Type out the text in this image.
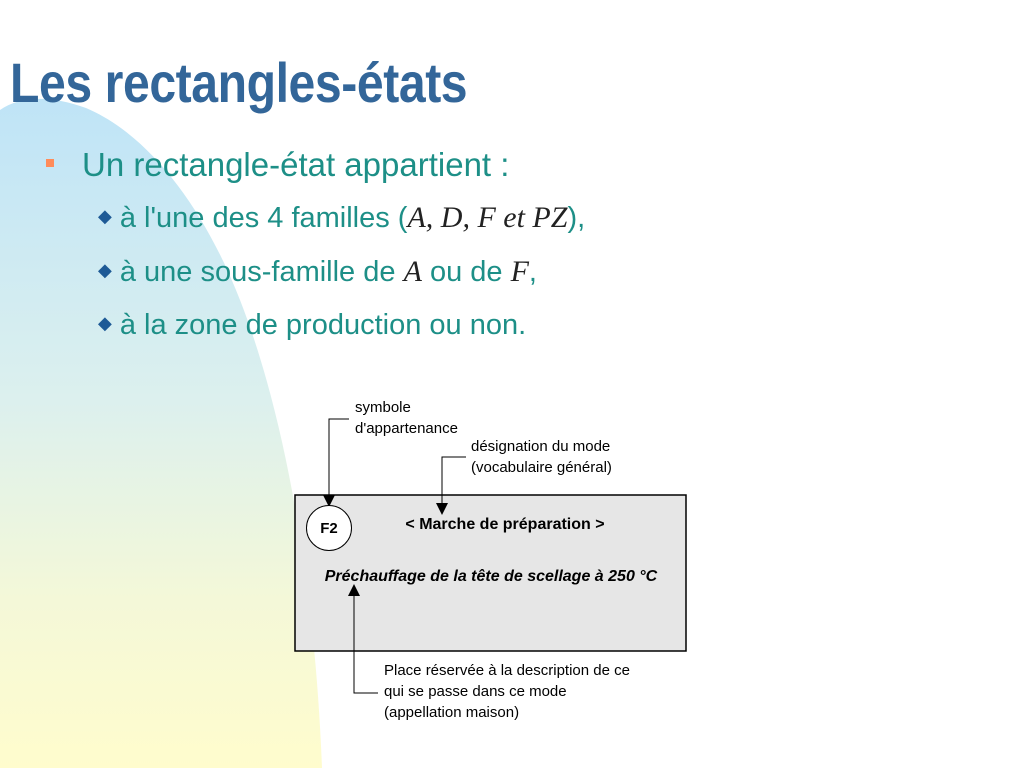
Les rectangles-états
Un rectangle-état appartient :
◆ à l'une des 4 familles (A, D, F et PZ),
◆ à une sous-famille de A ou de F,
◆ à la zone de production ou non.
F2	< Marche de préparation >
Préchauffage de la tête de scellage à 250 °C
symbole
d'appartenance
désignation du mode
(vocabulaire général)
Place réservée à la description de ce
qui se passe dans ce mode
(appellation maison)
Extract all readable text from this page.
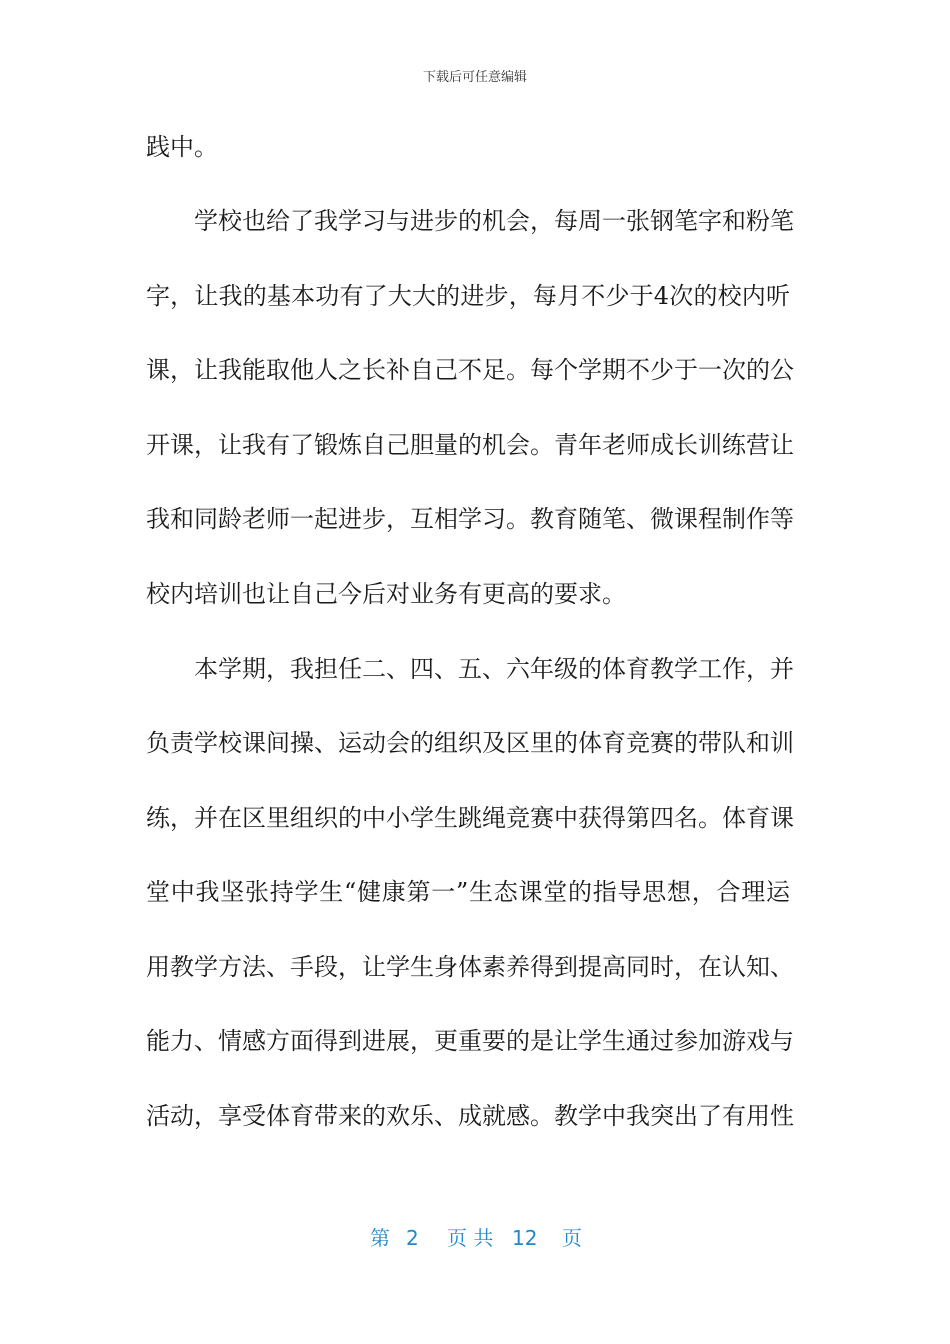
下载后可任意编辑
践中。
学校也给了我学习与进步的机会，每周一张钢笔字和粉笔
字，让我的基本功有了大大的进步，每月不少于4次的校内听
课，让我能取他人之长补自己不足。每个学期不少于一次的公
开课，让我有了锻炼自己胆量的机会。青年老师成长训练营让
我和同龄老师一起进步，互相学习。教育随笔、微课程制作等
校内培训也让自己今后对业务有更高的要求。
本学期，我担任二、四、五、六年级的体育教学工作，并
负责学校课间操、运动会的组织及区里的体育竞赛的带队和训
练，并在区里组织的中小学生跳绳竞赛中获得第四名。体育课
堂中我坚张持学生“健康第一”生态课堂的指导思想，合理运
用教学方法、手段，让学生身体素养得到提高同时，在认知、
能力、情感方面得到进展，更重要的是让学生通过参加游戏与
活动，享受体育带来的欢乐、成就感。教学中我突出了有用性
第 2 页 共 12 页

···

**Goal of the exercise**
Restate each line of the records exactly; pictures do not belong in the copy.

**Solution for this exercise**
Type out the text in this image.
Les rectangles-états
Un rectangle-état appartient :
◆ à l'une des 4 familles (A, D, F et PZ),
◆ à une sous-famille de A ou de F,
◆ à la zone de production ou non.
F2	< Marche de préparation >
Préchauffage de la tête de scellage à 250 °C
symbole
d'appartenance
désignation du mode
(vocabulaire général)
Place réservée à la description de ce
qui se passe dans ce mode
(appellation maison)
Extract all readable text from this page.
下载后可任意编辑
践中。
学校也给了我学习与进步的机会，每周一张钢笔字和粉笔
字，让我的基本功有了大大的进步，每月不少于4次的校内听
课，让我能取他人之长补自己不足。每个学期不少于一次的公
开课，让我有了锻炼自己胆量的机会。青年老师成长训练营让
我和同龄老师一起进步，互相学习。教育随笔、微课程制作等
校内培训也让自己今后对业务有更高的要求。
本学期，我担任二、四、五、六年级的体育教学工作，并
负责学校课间操、运动会的组织及区里的体育竞赛的带队和训
练，并在区里组织的中小学生跳绳竞赛中获得第四名。体育课
堂中我坚张持学生“健康第一”生态课堂的指导思想，合理运
用教学方法、手段，让学生身体素养得到提高同时，在认知、
能力、情感方面得到进展，更重要的是让学生通过参加游戏与
活动，享受体育带来的欢乐、成就感。教学中我突出了有用性
第 2 页 共 12 页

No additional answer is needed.